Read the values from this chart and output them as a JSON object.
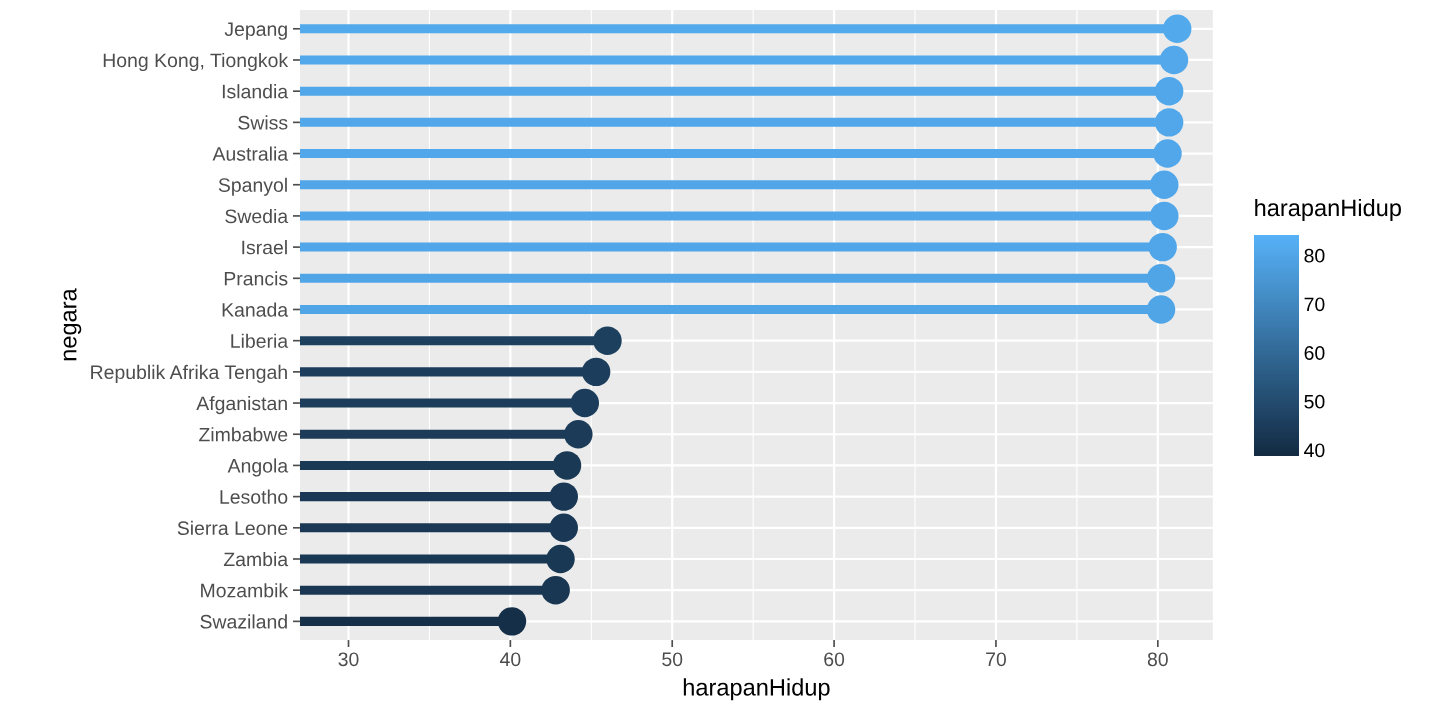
{
  "chart_data": {
    "type": "lollipop",
    "orientation": "horizontal",
    "xlabel": "harapanHidup",
    "ylabel": "negara",
    "clabel": "harapanHidup",
    "categories": [
      "Jepang",
      "Hong Kong, Tiongkok",
      "Islandia",
      "Swiss",
      "Australia",
      "Spanyol",
      "Swedia",
      "Israel",
      "Prancis",
      "Kanada",
      "Liberia",
      "Republik Afrika Tengah",
      "Afganistan",
      "Zimbabwe",
      "Angola",
      "Lesotho",
      "Sierra Leone",
      "Zambia",
      "Mozambik",
      "Swaziland"
    ],
    "values": [
      81.2,
      81.0,
      80.7,
      80.7,
      80.6,
      80.4,
      80.4,
      80.3,
      80.2,
      80.2,
      46.0,
      45.3,
      44.6,
      44.2,
      43.5,
      43.3,
      43.3,
      43.1,
      42.8,
      40.1
    ],
    "cvalues": [
      81.2,
      81.0,
      80.7,
      80.7,
      80.6,
      80.4,
      80.4,
      80.3,
      80.2,
      80.2,
      46.0,
      45.3,
      44.6,
      44.2,
      43.5,
      43.3,
      43.3,
      43.1,
      42.8,
      40.1
    ],
    "xlim": [
      27.0,
      83.4
    ],
    "xticks": [
      30,
      40,
      50,
      60,
      70,
      80
    ],
    "clim": [
      38.8,
      84.1
    ],
    "cticks": [
      40,
      50,
      60,
      70,
      80
    ],
    "grid": true,
    "marker": "circle",
    "legend": false
  }
}
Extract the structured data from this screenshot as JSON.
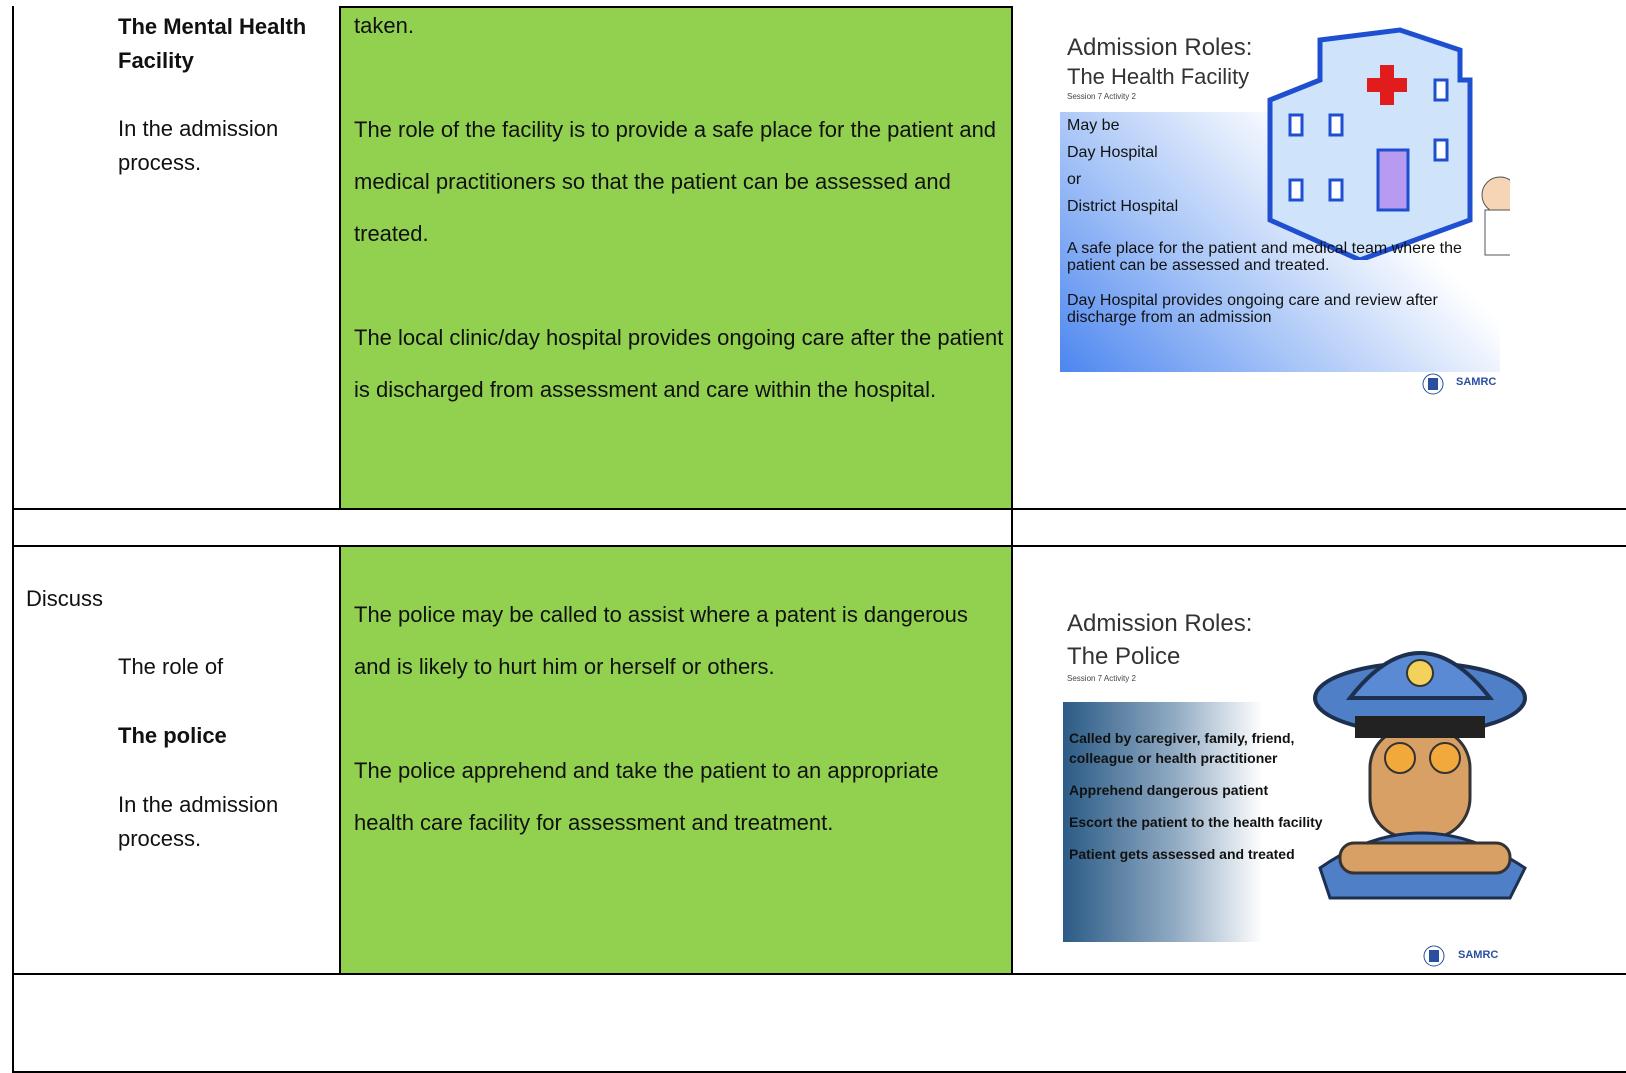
{
  "rows": [
    {
      "left": {
        "title": "The Mental Health Facility",
        "note": "In the admission process."
      },
      "middle": {
        "continued": "taken.",
        "paragraphs": [
          "The role of the facility is to provide a safe place for the patient and medical practitioners so that the patient can be assessed and treated.",
          "The local clinic/day hospital provides ongoing care after the patient is discharged from assessment and care within the hospital."
        ]
      },
      "slide": {
        "title": "Admission Roles:",
        "subtitle": "The Health Facility",
        "session": "Session 7 Activity 2",
        "lines": [
          "May be",
          "Day Hospital",
          "or",
          "District Hospital"
        ],
        "points": [
          "A safe place for the patient and medical team where the patient can be assessed and treated.",
          "Day Hospital provides ongoing care and review after discharge from an admission"
        ],
        "logo": "SAMRC"
      }
    },
    {
      "left": {
        "prompt": "Discuss",
        "lead": "The role of",
        "title": "The police",
        "note": "In the admission process."
      },
      "middle": {
        "paragraphs": [
          "The police may be called to assist where a patent is dangerous and is likely to hurt him or herself or others.",
          "The police apprehend and take the patient to an appropriate health care facility for assessment and treatment."
        ]
      },
      "slide": {
        "title": "Admission Roles:",
        "subtitle": "The Police",
        "session": "Session 7 Activity 2",
        "points": [
          "Called by caregiver, family, friend, colleague or health practitioner",
          "Apprehend dangerous patient",
          "Escort the patient to the health facility",
          "Patient gets assessed and treated"
        ],
        "logo": "SAMRC"
      }
    }
  ]
}
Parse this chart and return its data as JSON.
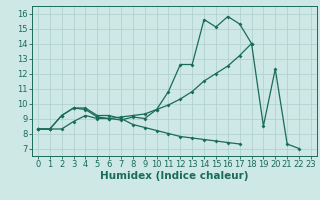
{
  "bg_color": "#cde8e5",
  "line_color": "#1a6b5a",
  "grid_color": "#aecfcc",
  "xlabel": "Humidex (Indice chaleur)",
  "xlabel_fontsize": 7.5,
  "tick_fontsize": 6,
  "xlim": [
    -0.5,
    23.5
  ],
  "ylim": [
    6.5,
    16.5
  ],
  "yticks": [
    7,
    8,
    9,
    10,
    11,
    12,
    13,
    14,
    15,
    16
  ],
  "xticks": [
    0,
    1,
    2,
    3,
    4,
    5,
    6,
    7,
    8,
    9,
    10,
    11,
    12,
    13,
    14,
    15,
    16,
    17,
    18,
    19,
    20,
    21,
    22,
    23
  ],
  "line1_x": [
    0,
    1,
    2,
    3,
    4,
    5,
    6,
    7,
    8,
    9,
    10,
    11,
    12,
    13,
    14,
    15,
    16,
    17,
    18,
    19,
    20,
    21,
    22
  ],
  "line1_y": [
    8.3,
    8.3,
    9.2,
    9.7,
    9.6,
    9.1,
    9.0,
    8.9,
    9.1,
    9.0,
    9.6,
    10.8,
    12.6,
    12.6,
    15.6,
    15.1,
    15.8,
    15.3,
    14.0,
    8.5,
    12.3,
    7.3,
    7.0
  ],
  "line2_x": [
    0,
    1,
    2,
    3,
    4,
    5,
    6,
    7,
    8,
    9,
    10,
    11,
    12,
    13,
    14,
    15,
    16,
    17,
    18
  ],
  "line2_y": [
    8.3,
    8.3,
    8.3,
    8.8,
    9.2,
    9.0,
    9.0,
    9.1,
    9.2,
    9.3,
    9.6,
    9.9,
    10.3,
    10.8,
    11.5,
    12.0,
    12.5,
    13.2,
    14.0
  ],
  "line3_x": [
    0,
    1,
    2,
    3,
    4,
    5,
    6,
    7,
    8,
    9,
    10,
    11,
    12,
    13,
    14,
    15,
    16,
    17
  ],
  "line3_y": [
    8.3,
    8.3,
    9.2,
    9.7,
    9.7,
    9.2,
    9.2,
    9.0,
    8.6,
    8.4,
    8.2,
    8.0,
    7.8,
    7.7,
    7.6,
    7.5,
    7.4,
    7.3
  ]
}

□ □ □ □ □

GIVEN INSTRUCTION: Go through the material above and print all of it exactly, except the pictures.

TASK OUTPUT:
Read the values from this chart and output them as a JSON object.
{
  "chart_data": {
    "type": "lollipop",
    "orientation": "horizontal",
    "xlabel": "harapanHidup",
    "ylabel": "negara",
    "clabel": "harapanHidup",
    "categories": [
      "Jepang",
      "Hong Kong, Tiongkok",
      "Islandia",
      "Swiss",
      "Australia",
      "Spanyol",
      "Swedia",
      "Israel",
      "Prancis",
      "Kanada",
      "Liberia",
      "Republik Afrika Tengah",
      "Afganistan",
      "Zimbabwe",
      "Angola",
      "Lesotho",
      "Sierra Leone",
      "Zambia",
      "Mozambik",
      "Swaziland"
    ],
    "values": [
      81.2,
      81.0,
      80.7,
      80.7,
      80.6,
      80.4,
      80.4,
      80.3,
      80.2,
      80.2,
      46.0,
      45.3,
      44.6,
      44.2,
      43.5,
      43.3,
      43.3,
      43.1,
      42.8,
      40.1
    ],
    "cvalues": [
      81.2,
      81.0,
      80.7,
      80.7,
      80.6,
      80.4,
      80.4,
      80.3,
      80.2,
      80.2,
      46.0,
      45.3,
      44.6,
      44.2,
      43.5,
      43.3,
      43.3,
      43.1,
      42.8,
      40.1
    ],
    "xlim": [
      27.0,
      83.4
    ],
    "xticks": [
      30,
      40,
      50,
      60,
      70,
      80
    ],
    "clim": [
      38.8,
      84.1
    ],
    "cticks": [
      40,
      50,
      60,
      70,
      80
    ],
    "grid": true,
    "marker": "circle",
    "legend": false
  }
}
Extract the structured data from this screenshot as JSON.
{
  "rows": [
    {
      "left": {
        "title": "The Mental Health Facility",
        "note": "In the admission process."
      },
      "middle": {
        "continued": "taken.",
        "paragraphs": [
          "The role of the facility is to provide a safe place for the patient and medical practitioners so that the patient can be assessed and treated.",
          "The local clinic/day hospital provides ongoing care after the patient is discharged from assessment and care within the hospital."
        ]
      },
      "slide": {
        "title": "Admission Roles:",
        "subtitle": "The Health Facility",
        "session": "Session 7 Activity 2",
        "lines": [
          "May be",
          "Day Hospital",
          "or",
          "District Hospital"
        ],
        "points": [
          "A safe place for the patient and medical team where the patient can be assessed and treated.",
          "Day Hospital provides ongoing care and review after discharge from an admission"
        ],
        "logo": "SAMRC"
      }
    },
    {
      "left": {
        "prompt": "Discuss",
        "lead": "The role of",
        "title": "The police",
        "note": "In the admission process."
      },
      "middle": {
        "paragraphs": [
          "The police may be called to assist where a patent is dangerous and is likely to hurt him or herself or others.",
          "The police apprehend and take the patient to an appropriate health care facility for assessment and treatment."
        ]
      },
      "slide": {
        "title": "Admission Roles:",
        "subtitle": "The Police",
        "session": "Session 7 Activity 2",
        "points": [
          "Called by caregiver, family, friend, colleague or health practitioner",
          "Apprehend dangerous patient",
          "Escort the patient to the health facility",
          "Patient gets assessed and treated"
        ],
        "logo": "SAMRC"
      }
    }
  ]
}
Parse this chart and return its data as JSON.
{
  "bg_color": "#cde8e5",
  "line_color": "#1a6b5a",
  "grid_color": "#aecfcc",
  "xlabel": "Humidex (Indice chaleur)",
  "xlabel_fontsize": 7.5,
  "tick_fontsize": 6,
  "xlim": [
    -0.5,
    23.5
  ],
  "ylim": [
    6.5,
    16.5
  ],
  "yticks": [
    7,
    8,
    9,
    10,
    11,
    12,
    13,
    14,
    15,
    16
  ],
  "xticks": [
    0,
    1,
    2,
    3,
    4,
    5,
    6,
    7,
    8,
    9,
    10,
    11,
    12,
    13,
    14,
    15,
    16,
    17,
    18,
    19,
    20,
    21,
    22,
    23
  ],
  "line1_x": [
    0,
    1,
    2,
    3,
    4,
    5,
    6,
    7,
    8,
    9,
    10,
    11,
    12,
    13,
    14,
    15,
    16,
    17,
    18,
    19,
    20,
    21,
    22
  ],
  "line1_y": [
    8.3,
    8.3,
    9.2,
    9.7,
    9.6,
    9.1,
    9.0,
    8.9,
    9.1,
    9.0,
    9.6,
    10.8,
    12.6,
    12.6,
    15.6,
    15.1,
    15.8,
    15.3,
    14.0,
    8.5,
    12.3,
    7.3,
    7.0
  ],
  "line2_x": [
    0,
    1,
    2,
    3,
    4,
    5,
    6,
    7,
    8,
    9,
    10,
    11,
    12,
    13,
    14,
    15,
    16,
    17,
    18
  ],
  "line2_y": [
    8.3,
    8.3,
    8.3,
    8.8,
    9.2,
    9.0,
    9.0,
    9.1,
    9.2,
    9.3,
    9.6,
    9.9,
    10.3,
    10.8,
    11.5,
    12.0,
    12.5,
    13.2,
    14.0
  ],
  "line3_x": [
    0,
    1,
    2,
    3,
    4,
    5,
    6,
    7,
    8,
    9,
    10,
    11,
    12,
    13,
    14,
    15,
    16,
    17
  ],
  "line3_y": [
    8.3,
    8.3,
    9.2,
    9.7,
    9.7,
    9.2,
    9.2,
    9.0,
    8.6,
    8.4,
    8.2,
    8.0,
    7.8,
    7.7,
    7.6,
    7.5,
    7.4,
    7.3
  ]
}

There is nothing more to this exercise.